◆ Problem description:
Write out all lines holding the word "LAURENT".

◆ Records contained in a dataset:

▽

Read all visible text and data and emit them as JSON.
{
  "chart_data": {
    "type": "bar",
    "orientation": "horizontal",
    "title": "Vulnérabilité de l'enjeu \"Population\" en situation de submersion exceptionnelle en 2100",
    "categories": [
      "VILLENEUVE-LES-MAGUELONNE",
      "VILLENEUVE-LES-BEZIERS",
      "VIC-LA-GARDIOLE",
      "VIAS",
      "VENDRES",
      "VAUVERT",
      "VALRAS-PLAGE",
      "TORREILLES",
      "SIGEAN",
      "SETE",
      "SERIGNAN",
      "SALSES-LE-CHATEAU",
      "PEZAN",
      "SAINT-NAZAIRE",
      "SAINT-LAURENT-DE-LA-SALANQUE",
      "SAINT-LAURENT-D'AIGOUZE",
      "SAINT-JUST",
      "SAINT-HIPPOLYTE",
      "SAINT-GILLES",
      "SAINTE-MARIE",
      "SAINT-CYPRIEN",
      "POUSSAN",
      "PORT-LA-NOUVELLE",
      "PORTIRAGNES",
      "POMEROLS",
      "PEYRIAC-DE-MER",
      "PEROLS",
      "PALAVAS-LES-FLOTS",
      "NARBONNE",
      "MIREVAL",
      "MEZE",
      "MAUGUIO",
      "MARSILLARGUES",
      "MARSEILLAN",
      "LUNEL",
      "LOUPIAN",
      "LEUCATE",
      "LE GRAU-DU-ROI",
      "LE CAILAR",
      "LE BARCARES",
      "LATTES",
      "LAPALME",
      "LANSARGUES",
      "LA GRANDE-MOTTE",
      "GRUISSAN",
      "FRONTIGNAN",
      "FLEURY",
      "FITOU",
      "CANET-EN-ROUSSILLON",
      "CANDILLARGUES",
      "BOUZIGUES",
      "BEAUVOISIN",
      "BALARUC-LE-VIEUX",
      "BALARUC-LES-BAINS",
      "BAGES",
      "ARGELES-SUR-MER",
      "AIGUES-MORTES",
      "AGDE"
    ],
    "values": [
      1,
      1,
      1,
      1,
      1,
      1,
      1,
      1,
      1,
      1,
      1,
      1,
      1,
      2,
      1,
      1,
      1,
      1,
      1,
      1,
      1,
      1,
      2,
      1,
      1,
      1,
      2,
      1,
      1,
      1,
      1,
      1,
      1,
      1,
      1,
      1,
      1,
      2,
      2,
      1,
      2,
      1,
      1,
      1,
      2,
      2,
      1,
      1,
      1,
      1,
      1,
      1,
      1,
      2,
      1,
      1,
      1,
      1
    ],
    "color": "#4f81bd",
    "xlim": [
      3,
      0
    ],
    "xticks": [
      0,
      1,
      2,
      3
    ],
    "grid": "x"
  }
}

△

◆ Task solution:
      "SAINT-LAURENT-DE-LA-SALANQUE",
      "SAINT-LAURENT-D'AIGOUZE",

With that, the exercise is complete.